- **AIM**
Below are some records: retype them all exactly, but not the pictures.

- **INFORMATION PROVIDED**
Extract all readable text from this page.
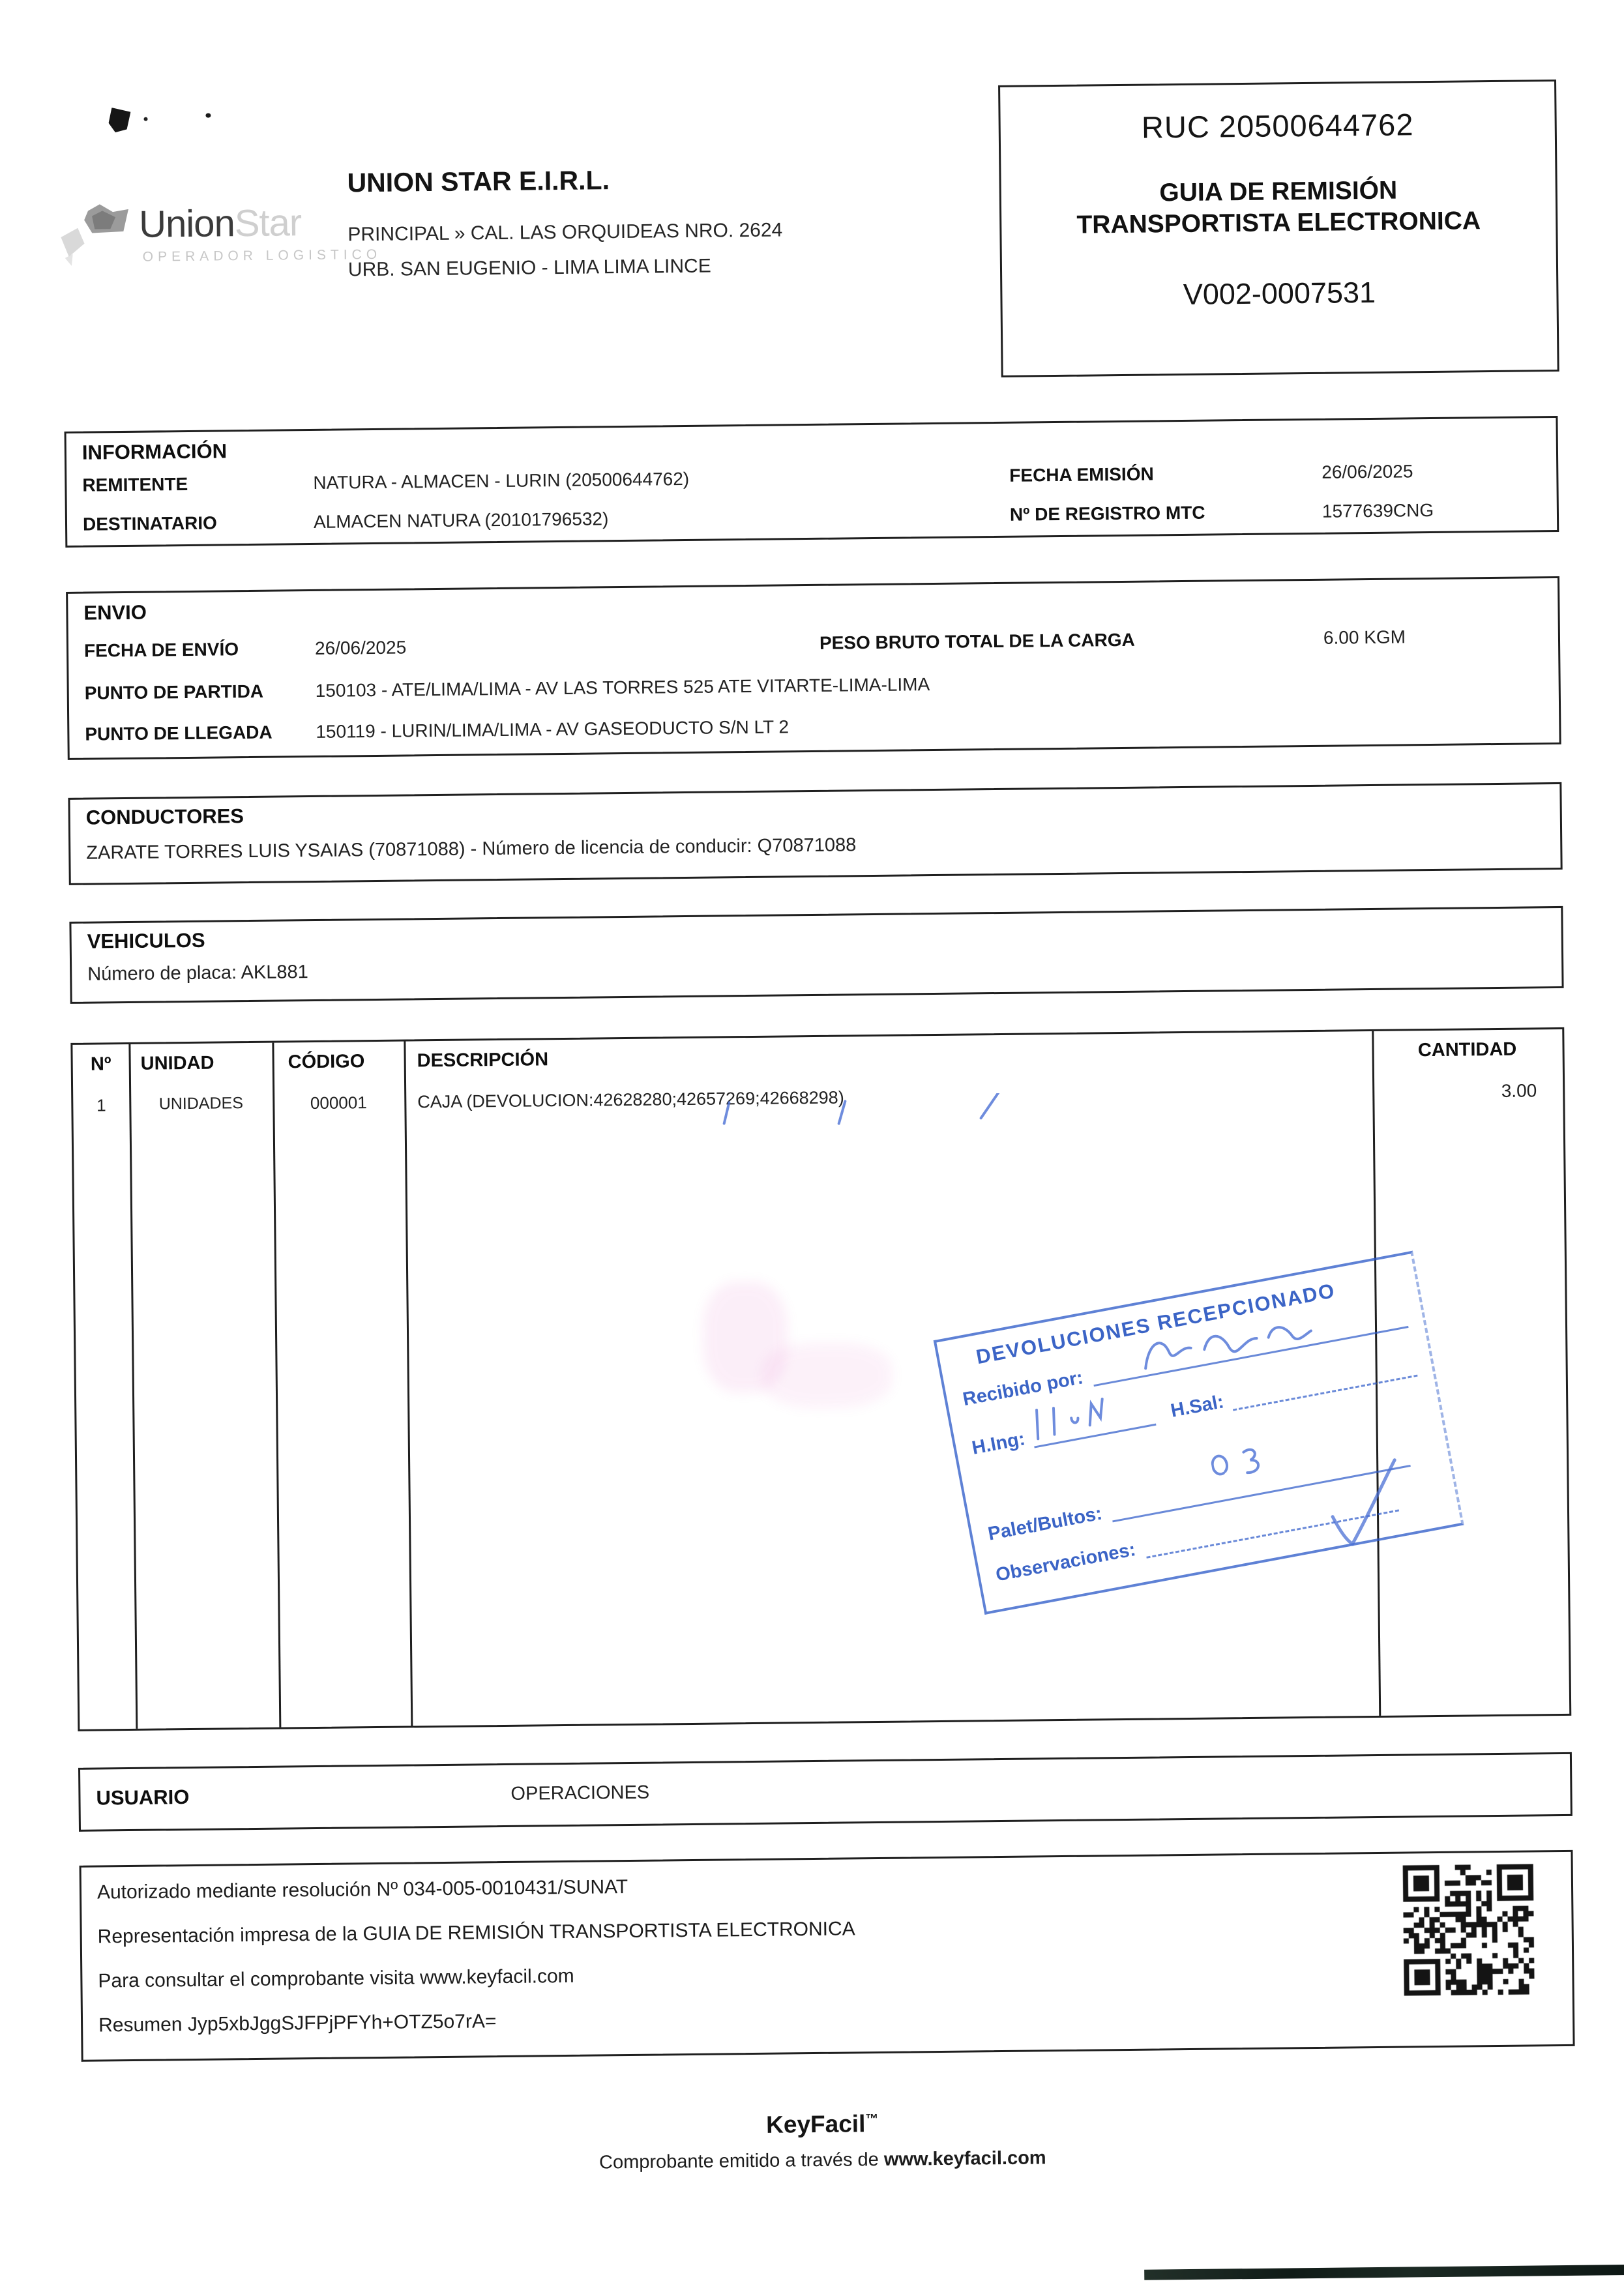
UnionStar
OPERADOR LOGISTICO
UNION STAR E.I.R.L.
PRINCIPAL » CAL. LAS ORQUIDEAS NRO. 2624
URB. SAN EUGENIO - LIMA LIMA LINCE
RUC 20500644762
GUIA DE REMISIÓN
TRANSPORTISTA ELECTRONICA
V002-0007531
INFORMACIÓN
REMITENTE	NATURA - ALMACEN - LURIN (20500644762)	FECHA EMISIÓN	26/06/2025
DESTINATARIO	ALMACEN NATURA (20101796532)	Nº DE REGISTRO MTC	1577639CNG
ENVIO
FECHA DE ENVÍO	26/06/2025	PESO BRUTO TOTAL DE LA CARGA	6.00 KGM
PUNTO DE PARTIDA	150103 - ATE/LIMA/LIMA - AV LAS TORRES 525 ATE VITARTE-LIMA-LIMA
PUNTO DE LLEGADA 150119 - LURIN/LIMA/LIMA - AV GASEODUCTO S/N LT 2
CONDUCTORES
ZARATE TORRES LUIS YSAIAS (70871088) - Número de licencia de conducir: Q70871088
VEHICULOS
Número de placa: AKL881
Nº	UNIDAD	CÓDIGO	DESCRIPCIÓN	CANTIDAD
1	UNIDADES	000001	CAJA (DEVOLUCION:42628280;42657269;42668298)	3.00
DEVOLUCIONES RECEPCIONADO
Recibido por:
H.Ing:
H.Sal:
Palet/Bultos:
Observaciones:
USUARIO	OPERACIONES
Autorizado mediante resolución Nº 034-005-0010431/SUNAT
Representación impresa de la GUIA DE REMISIÓN TRANSPORTISTA ELECTRONICA
Para consultar el comprobante visita www.keyfacil.com
Resumen Jyp5xbJggSJFPjPFYh+OTZ5o7rA=
KeyFacil™
Comprobante emitido a través de www.keyfacil.com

- **FINISHED ANSWER**
Extract all readable text from this page.
UnionStar
OPERADOR LOGISTICO
UNION STAR E.I.R.L.
PRINCIPAL » CAL. LAS ORQUIDEAS NRO. 2624
URB. SAN EUGENIO - LIMA LIMA LINCE
RUC 20500644762
GUIA DE REMISIÓN
TRANSPORTISTA ELECTRONICA
V002-0007531
INFORMACIÓN
REMITENTE	NATURA - ALMACEN - LURIN (20500644762)	FECHA EMISIÓN	26/06/2025
DESTINATARIO	ALMACEN NATURA (20101796532)	Nº DE REGISTRO MTC	1577639CNG
ENVIO
FECHA DE ENVÍO	26/06/2025	PESO BRUTO TOTAL DE LA CARGA	6.00 KGM
PUNTO DE PARTIDA	150103 - ATE/LIMA/LIMA - AV LAS TORRES 525 ATE VITARTE-LIMA-LIMA
PUNTO DE LLEGADA 150119 - LURIN/LIMA/LIMA - AV GASEODUCTO S/N LT 2
CONDUCTORES
ZARATE TORRES LUIS YSAIAS (70871088) - Número de licencia de conducir: Q70871088
VEHICULOS
Número de placa: AKL881
Nº	UNIDAD	CÓDIGO	DESCRIPCIÓN	CANTIDAD
1	UNIDADES	000001	CAJA (DEVOLUCION:42628280;42657269;42668298)	3.00
DEVOLUCIONES RECEPCIONADO
Recibido por:
H.Ing:
H.Sal:
Palet/Bultos:
Observaciones:
USUARIO	OPERACIONES
Autorizado mediante resolución Nº 034-005-0010431/SUNAT
Representación impresa de la GUIA DE REMISIÓN TRANSPORTISTA ELECTRONICA
Para consultar el comprobante visita www.keyfacil.com
Resumen Jyp5xbJggSJFPjPFYh+OTZ5o7rA=
KeyFacil™
Comprobante emitido a través de www.keyfacil.com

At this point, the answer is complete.